Stored rows:
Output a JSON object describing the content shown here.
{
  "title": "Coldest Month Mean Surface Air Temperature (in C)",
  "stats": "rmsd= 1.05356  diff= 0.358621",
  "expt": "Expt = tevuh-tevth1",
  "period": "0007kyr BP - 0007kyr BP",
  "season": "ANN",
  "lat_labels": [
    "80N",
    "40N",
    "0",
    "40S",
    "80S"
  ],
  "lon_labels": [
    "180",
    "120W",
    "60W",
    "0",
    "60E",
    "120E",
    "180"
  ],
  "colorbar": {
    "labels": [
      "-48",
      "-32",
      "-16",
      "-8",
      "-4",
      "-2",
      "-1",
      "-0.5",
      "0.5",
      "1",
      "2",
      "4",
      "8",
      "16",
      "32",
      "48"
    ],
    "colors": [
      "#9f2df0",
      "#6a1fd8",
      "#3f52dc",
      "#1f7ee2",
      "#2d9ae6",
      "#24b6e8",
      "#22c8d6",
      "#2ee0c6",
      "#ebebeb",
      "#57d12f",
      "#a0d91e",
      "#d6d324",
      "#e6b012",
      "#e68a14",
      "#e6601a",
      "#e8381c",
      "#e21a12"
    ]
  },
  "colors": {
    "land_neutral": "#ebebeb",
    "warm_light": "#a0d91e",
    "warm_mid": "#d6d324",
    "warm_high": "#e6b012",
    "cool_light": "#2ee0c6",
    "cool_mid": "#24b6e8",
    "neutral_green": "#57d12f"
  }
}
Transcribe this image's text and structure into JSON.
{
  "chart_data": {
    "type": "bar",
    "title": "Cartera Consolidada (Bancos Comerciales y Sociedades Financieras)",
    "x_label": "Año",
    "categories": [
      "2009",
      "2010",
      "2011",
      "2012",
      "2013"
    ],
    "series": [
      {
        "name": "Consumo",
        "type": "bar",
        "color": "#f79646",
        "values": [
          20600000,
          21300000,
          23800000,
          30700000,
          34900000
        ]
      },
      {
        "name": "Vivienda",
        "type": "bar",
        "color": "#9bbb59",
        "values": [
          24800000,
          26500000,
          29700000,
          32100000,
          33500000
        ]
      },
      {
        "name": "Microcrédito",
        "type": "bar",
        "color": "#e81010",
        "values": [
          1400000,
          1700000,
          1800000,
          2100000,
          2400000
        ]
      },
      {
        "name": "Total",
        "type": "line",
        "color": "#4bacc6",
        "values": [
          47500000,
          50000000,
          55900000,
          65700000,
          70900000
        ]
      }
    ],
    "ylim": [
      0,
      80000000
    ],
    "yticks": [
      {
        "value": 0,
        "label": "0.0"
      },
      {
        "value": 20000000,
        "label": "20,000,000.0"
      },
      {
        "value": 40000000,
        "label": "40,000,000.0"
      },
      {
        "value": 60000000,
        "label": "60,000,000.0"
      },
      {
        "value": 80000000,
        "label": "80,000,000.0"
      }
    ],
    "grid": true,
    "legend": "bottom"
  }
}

The problem: Find each line holding "title". Copy it out.

The result:
  "title": "Coldest Month Mean Surface Air Temperature (in C)",
    "title": "Cartera Consolidada (Bancos Comerciales y Sociedades Financieras)",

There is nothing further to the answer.